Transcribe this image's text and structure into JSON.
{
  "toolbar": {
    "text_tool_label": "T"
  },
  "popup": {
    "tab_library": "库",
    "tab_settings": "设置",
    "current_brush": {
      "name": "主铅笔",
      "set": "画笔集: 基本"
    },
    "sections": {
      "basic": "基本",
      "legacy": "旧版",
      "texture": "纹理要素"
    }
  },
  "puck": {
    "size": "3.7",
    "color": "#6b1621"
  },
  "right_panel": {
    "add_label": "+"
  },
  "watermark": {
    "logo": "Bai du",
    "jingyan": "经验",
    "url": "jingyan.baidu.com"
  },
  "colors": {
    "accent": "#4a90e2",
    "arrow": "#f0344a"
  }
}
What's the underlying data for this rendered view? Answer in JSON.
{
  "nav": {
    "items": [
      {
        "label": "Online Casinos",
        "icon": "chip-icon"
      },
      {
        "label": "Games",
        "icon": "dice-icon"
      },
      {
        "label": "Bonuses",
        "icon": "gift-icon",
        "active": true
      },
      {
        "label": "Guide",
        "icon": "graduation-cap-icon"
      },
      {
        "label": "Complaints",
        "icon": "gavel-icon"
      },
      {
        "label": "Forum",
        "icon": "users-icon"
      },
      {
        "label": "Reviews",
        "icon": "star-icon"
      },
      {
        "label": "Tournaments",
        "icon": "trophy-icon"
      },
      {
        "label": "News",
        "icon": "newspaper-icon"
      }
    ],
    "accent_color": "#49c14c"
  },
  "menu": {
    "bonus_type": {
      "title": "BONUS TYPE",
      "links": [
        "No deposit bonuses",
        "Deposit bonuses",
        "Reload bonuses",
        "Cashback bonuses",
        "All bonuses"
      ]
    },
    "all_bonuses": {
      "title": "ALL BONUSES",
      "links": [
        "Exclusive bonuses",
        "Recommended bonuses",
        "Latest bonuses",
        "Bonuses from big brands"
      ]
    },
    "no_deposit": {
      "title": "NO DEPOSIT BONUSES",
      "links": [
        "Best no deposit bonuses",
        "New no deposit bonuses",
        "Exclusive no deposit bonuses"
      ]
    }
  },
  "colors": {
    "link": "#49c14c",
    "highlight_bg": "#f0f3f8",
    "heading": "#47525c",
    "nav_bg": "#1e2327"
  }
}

━━━━━━━━━━━━━━━━━━━━━━━━━━━━━━

SHORT EXERCISE: Pick out each line in the material containing "this".

EXPECTED ANSWER:
Transcribe this image's text and structure into JSON.
What's the underlying data for this rendered view? Answer in JSON.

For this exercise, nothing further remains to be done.